Collected data entries
___

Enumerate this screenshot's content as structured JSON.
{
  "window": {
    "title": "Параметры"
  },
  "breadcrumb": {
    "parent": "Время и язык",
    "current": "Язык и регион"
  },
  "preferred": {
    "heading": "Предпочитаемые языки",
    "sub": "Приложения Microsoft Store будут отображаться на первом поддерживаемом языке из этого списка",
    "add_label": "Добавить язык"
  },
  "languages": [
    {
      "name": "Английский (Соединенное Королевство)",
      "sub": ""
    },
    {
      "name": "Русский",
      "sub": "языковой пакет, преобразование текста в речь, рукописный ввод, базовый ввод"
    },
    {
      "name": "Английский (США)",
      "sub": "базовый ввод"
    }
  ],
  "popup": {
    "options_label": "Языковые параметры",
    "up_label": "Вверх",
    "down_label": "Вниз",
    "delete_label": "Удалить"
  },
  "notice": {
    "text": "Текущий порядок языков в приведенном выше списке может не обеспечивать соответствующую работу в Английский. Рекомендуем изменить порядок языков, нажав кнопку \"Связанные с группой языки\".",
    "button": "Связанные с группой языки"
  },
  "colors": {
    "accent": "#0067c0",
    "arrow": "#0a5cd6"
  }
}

___

▶ [THE TASK]
Find each line that has the word "Английский", then copy it out.

▶ [FULL OUTPUT]
      "name": "Английский (Соединенное Королевство)",
      "name": "Английский (США)",
    "text": "Текущий порядок языков в приведенном выше списке может не обеспечивать соответствующую работу в Английский. Рекомендуем изменить порядок языков, нажав кнопку \"Связанные с группой языки\".",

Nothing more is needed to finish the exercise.